▶ [What is asked]: Below is a listing; reproduce each line of it exactly.

>> start Excerpted data

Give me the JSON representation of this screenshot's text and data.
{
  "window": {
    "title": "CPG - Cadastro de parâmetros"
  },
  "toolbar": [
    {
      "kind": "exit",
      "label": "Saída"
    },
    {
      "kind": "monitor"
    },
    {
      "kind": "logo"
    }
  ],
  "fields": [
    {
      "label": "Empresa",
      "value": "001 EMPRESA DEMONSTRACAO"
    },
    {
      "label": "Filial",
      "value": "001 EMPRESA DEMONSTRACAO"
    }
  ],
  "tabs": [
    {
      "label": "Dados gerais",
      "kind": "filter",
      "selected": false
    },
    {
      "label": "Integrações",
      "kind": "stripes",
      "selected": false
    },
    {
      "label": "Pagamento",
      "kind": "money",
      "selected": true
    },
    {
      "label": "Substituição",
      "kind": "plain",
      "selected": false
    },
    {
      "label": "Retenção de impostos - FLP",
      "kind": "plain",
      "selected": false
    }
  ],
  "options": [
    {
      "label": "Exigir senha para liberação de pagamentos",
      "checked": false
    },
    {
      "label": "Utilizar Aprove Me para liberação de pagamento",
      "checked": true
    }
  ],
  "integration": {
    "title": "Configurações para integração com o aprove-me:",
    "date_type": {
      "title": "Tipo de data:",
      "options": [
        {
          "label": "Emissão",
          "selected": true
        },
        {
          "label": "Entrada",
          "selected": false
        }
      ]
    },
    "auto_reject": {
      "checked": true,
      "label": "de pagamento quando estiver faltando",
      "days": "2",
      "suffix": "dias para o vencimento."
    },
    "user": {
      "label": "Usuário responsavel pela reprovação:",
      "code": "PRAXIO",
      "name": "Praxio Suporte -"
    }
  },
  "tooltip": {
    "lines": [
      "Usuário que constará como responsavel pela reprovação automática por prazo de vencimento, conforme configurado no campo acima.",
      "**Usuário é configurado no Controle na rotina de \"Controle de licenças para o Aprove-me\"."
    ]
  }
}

>> end Excerpted data

▶ [Written response]:
Give me the JSON representation of this screenshot's text and data.
{
  "window": {
    "title": "CPG - Cadastro de parâmetros"
  },
  "toolbar": [
    {
      "kind": "exit",
      "label": "Saída"
    },
    {
      "kind": "monitor"
    },
    {
      "kind": "logo"
    }
  ],
  "fields": [
    {
      "label": "Empresa",
      "value": "001 EMPRESA DEMONSTRACAO"
    },
    {
      "label": "Filial",
      "value": "001 EMPRESA DEMONSTRACAO"
    }
  ],
  "tabs": [
    {
      "label": "Dados gerais",
      "kind": "filter",
      "selected": false
    },
    {
      "label": "Integrações",
      "kind": "stripes",
      "selected": false
    },
    {
      "label": "Pagamento",
      "kind": "money",
      "selected": true
    },
    {
      "label": "Substituição",
      "kind": "plain",
      "selected": false
    },
    {
      "label": "Retenção de impostos - FLP",
      "kind": "plain",
      "selected": false
    }
  ],
  "options": [
    {
      "label": "Exigir senha para liberação de pagamentos",
      "checked": false
    },
    {
      "label": "Utilizar Aprove Me para liberação de pagamento",
      "checked": true
    }
  ],
  "integration": {
    "title": "Configurações para integração com o aprove-me:",
    "date_type": {
      "title": "Tipo de data:",
      "options": [
        {
          "label": "Emissão",
          "selected": true
        },
        {
          "label": "Entrada",
          "selected": false
        }
      ]
    },
    "auto_reject": {
      "checked": true,
      "label": "de pagamento quando estiver faltando",
      "days": "2",
      "suffix": "dias para o vencimento."
    },
    "user": {
      "label": "Usuário responsavel pela reprovação:",
      "code": "PRAXIO",
      "name": "Praxio Suporte -"
    }
  },
  "tooltip": {
    "lines": [
      "Usuário que constará como responsavel pela reprovação automática por prazo de vencimento, conforme configurado no campo acima.",
      "**Usuário é configurado no Controle na rotina de \"Controle de licenças para o Aprove-me\"."
    ]
  }
}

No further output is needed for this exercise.